-- Job --
Please write out the complete listing that follows, exactly as it reads.

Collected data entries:

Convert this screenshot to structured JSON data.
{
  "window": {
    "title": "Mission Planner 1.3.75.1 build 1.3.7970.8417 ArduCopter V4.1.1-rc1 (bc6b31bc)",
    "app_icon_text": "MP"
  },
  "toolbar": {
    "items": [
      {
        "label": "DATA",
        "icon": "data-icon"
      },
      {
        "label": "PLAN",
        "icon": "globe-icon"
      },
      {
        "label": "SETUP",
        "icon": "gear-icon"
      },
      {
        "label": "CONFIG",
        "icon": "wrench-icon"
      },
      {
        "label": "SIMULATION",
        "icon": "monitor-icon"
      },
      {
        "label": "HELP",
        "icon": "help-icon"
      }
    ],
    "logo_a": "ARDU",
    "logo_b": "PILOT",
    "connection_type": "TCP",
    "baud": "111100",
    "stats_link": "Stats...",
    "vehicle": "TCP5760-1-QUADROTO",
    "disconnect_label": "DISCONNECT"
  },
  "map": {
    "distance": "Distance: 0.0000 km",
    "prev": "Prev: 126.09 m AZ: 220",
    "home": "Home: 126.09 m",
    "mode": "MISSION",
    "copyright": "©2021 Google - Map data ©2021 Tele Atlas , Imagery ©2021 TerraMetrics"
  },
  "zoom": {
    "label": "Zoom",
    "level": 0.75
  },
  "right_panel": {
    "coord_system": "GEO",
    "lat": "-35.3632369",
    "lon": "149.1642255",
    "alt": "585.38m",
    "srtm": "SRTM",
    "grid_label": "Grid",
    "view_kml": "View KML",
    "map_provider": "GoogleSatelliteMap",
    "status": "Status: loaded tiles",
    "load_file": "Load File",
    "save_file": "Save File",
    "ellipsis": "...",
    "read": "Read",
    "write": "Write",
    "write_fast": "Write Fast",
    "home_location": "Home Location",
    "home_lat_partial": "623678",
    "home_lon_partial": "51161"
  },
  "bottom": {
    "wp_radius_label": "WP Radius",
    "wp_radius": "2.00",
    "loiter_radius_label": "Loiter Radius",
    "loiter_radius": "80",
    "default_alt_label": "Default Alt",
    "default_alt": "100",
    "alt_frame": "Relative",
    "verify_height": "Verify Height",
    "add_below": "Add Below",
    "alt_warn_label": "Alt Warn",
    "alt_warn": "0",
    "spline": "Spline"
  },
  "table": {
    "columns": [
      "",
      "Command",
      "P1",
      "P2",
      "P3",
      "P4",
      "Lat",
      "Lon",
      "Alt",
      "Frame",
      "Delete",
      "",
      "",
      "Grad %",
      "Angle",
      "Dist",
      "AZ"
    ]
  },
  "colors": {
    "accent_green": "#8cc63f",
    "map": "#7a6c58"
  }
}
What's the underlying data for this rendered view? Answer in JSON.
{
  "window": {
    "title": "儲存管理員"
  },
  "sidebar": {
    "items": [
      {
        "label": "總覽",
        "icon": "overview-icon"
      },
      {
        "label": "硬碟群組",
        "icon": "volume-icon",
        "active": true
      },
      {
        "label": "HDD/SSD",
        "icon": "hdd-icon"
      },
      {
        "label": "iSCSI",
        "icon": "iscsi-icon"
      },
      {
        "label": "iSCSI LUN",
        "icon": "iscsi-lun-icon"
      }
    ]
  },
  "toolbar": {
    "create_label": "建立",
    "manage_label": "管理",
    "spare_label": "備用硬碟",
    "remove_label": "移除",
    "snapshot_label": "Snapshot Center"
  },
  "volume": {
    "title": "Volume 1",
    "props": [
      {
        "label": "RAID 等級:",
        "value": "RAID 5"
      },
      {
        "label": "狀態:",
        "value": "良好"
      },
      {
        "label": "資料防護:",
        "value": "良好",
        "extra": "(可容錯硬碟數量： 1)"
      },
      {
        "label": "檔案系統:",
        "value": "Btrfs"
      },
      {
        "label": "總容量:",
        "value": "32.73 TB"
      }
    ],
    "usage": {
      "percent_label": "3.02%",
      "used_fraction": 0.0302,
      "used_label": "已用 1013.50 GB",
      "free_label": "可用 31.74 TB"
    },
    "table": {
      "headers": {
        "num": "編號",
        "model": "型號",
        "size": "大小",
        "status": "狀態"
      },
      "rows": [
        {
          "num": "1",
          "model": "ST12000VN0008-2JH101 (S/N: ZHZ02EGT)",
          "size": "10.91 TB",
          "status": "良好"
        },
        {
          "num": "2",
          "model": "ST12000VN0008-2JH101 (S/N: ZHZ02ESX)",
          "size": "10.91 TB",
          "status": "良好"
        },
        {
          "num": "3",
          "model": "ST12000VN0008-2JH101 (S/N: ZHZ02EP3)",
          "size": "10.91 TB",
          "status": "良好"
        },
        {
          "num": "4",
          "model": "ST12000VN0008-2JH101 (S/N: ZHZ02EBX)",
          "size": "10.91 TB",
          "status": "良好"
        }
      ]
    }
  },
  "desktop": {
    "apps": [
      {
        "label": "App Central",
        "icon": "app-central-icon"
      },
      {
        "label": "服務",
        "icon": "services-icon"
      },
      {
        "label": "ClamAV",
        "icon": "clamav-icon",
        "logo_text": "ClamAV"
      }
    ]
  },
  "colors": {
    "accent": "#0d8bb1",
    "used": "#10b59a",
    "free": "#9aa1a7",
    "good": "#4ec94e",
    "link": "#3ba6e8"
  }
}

-- Solved problem --
Convert this screenshot to structured JSON data.
{
  "window": {
    "title": "Mission Planner 1.3.75.1 build 1.3.7970.8417 ArduCopter V4.1.1-rc1 (bc6b31bc)",
    "app_icon_text": "MP"
  },
  "toolbar": {
    "items": [
      {
        "label": "DATA",
        "icon": "data-icon"
      },
      {
        "label": "PLAN",
        "icon": "globe-icon"
      },
      {
        "label": "SETUP",
        "icon": "gear-icon"
      },
      {
        "label": "CONFIG",
        "icon": "wrench-icon"
      },
      {
        "label": "SIMULATION",
        "icon": "monitor-icon"
      },
      {
        "label": "HELP",
        "icon": "help-icon"
      }
    ],
    "logo_a": "ARDU",
    "logo_b": "PILOT",
    "connection_type": "TCP",
    "baud": "111100",
    "stats_link": "Stats...",
    "vehicle": "TCP5760-1-QUADROTO",
    "disconnect_label": "DISCONNECT"
  },
  "map": {
    "distance": "Distance: 0.0000 km",
    "prev": "Prev: 126.09 m AZ: 220",
    "home": "Home: 126.09 m",
    "mode": "MISSION",
    "copyright": "©2021 Google - Map data ©2021 Tele Atlas , Imagery ©2021 TerraMetrics"
  },
  "zoom": {
    "label": "Zoom",
    "level": 0.75
  },
  "right_panel": {
    "coord_system": "GEO",
    "lat": "-35.3632369",
    "lon": "149.1642255",
    "alt": "585.38m",
    "srtm": "SRTM",
    "grid_label": "Grid",
    "view_kml": "View KML",
    "map_provider": "GoogleSatelliteMap",
    "status": "Status: loaded tiles",
    "load_file": "Load File",
    "save_file": "Save File",
    "ellipsis": "...",
    "read": "Read",
    "write": "Write",
    "write_fast": "Write Fast",
    "home_location": "Home Location",
    "home_lat_partial": "623678",
    "home_lon_partial": "51161"
  },
  "bottom": {
    "wp_radius_label": "WP Radius",
    "wp_radius": "2.00",
    "loiter_radius_label": "Loiter Radius",
    "loiter_radius": "80",
    "default_alt_label": "Default Alt",
    "default_alt": "100",
    "alt_frame": "Relative",
    "verify_height": "Verify Height",
    "add_below": "Add Below",
    "alt_warn_label": "Alt Warn",
    "alt_warn": "0",
    "spline": "Spline"
  },
  "table": {
    "columns": [
      "",
      "Command",
      "P1",
      "P2",
      "P3",
      "P4",
      "Lat",
      "Lon",
      "Alt",
      "Frame",
      "Delete",
      "",
      "",
      "Grad %",
      "Angle",
      "Dist",
      "AZ"
    ]
  },
  "colors": {
    "accent_green": "#8cc63f",
    "map": "#7a6c58"
  }
}
What's the underlying data for this rendered view? Answer in JSON.
{
  "window": {
    "title": "儲存管理員"
  },
  "sidebar": {
    "items": [
      {
        "label": "總覽",
        "icon": "overview-icon"
      },
      {
        "label": "硬碟群組",
        "icon": "volume-icon",
        "active": true
      },
      {
        "label": "HDD/SSD",
        "icon": "hdd-icon"
      },
      {
        "label": "iSCSI",
        "icon": "iscsi-icon"
      },
      {
        "label": "iSCSI LUN",
        "icon": "iscsi-lun-icon"
      }
    ]
  },
  "toolbar": {
    "create_label": "建立",
    "manage_label": "管理",
    "spare_label": "備用硬碟",
    "remove_label": "移除",
    "snapshot_label": "Snapshot Center"
  },
  "volume": {
    "title": "Volume 1",
    "props": [
      {
        "label": "RAID 等級:",
        "value": "RAID 5"
      },
      {
        "label": "狀態:",
        "value": "良好"
      },
      {
        "label": "資料防護:",
        "value": "良好",
        "extra": "(可容錯硬碟數量： 1)"
      },
      {
        "label": "檔案系統:",
        "value": "Btrfs"
      },
      {
        "label": "總容量:",
        "value": "32.73 TB"
      }
    ],
    "usage": {
      "percent_label": "3.02%",
      "used_fraction": 0.0302,
      "used_label": "已用 1013.50 GB",
      "free_label": "可用 31.74 TB"
    },
    "table": {
      "headers": {
        "num": "編號",
        "model": "型號",
        "size": "大小",
        "status": "狀態"
      },
      "rows": [
        {
          "num": "1",
          "model": "ST12000VN0008-2JH101 (S/N: ZHZ02EGT)",
          "size": "10.91 TB",
          "status": "良好"
        },
        {
          "num": "2",
          "model": "ST12000VN0008-2JH101 (S/N: ZHZ02ESX)",
          "size": "10.91 TB",
          "status": "良好"
        },
        {
          "num": "3",
          "model": "ST12000VN0008-2JH101 (S/N: ZHZ02EP3)",
          "size": "10.91 TB",
          "status": "良好"
        },
        {
          "num": "4",
          "model": "ST12000VN0008-2JH101 (S/N: ZHZ02EBX)",
          "size": "10.91 TB",
          "status": "良好"
        }
      ]
    }
  },
  "desktop": {
    "apps": [
      {
        "label": "App Central",
        "icon": "app-central-icon"
      },
      {
        "label": "服務",
        "icon": "services-icon"
      },
      {
        "label": "ClamAV",
        "icon": "clamav-icon",
        "logo_text": "ClamAV"
      }
    ]
  },
  "colors": {
    "accent": "#0d8bb1",
    "used": "#10b59a",
    "free": "#9aa1a7",
    "good": "#4ec94e",
    "link": "#3ba6e8"
  }
}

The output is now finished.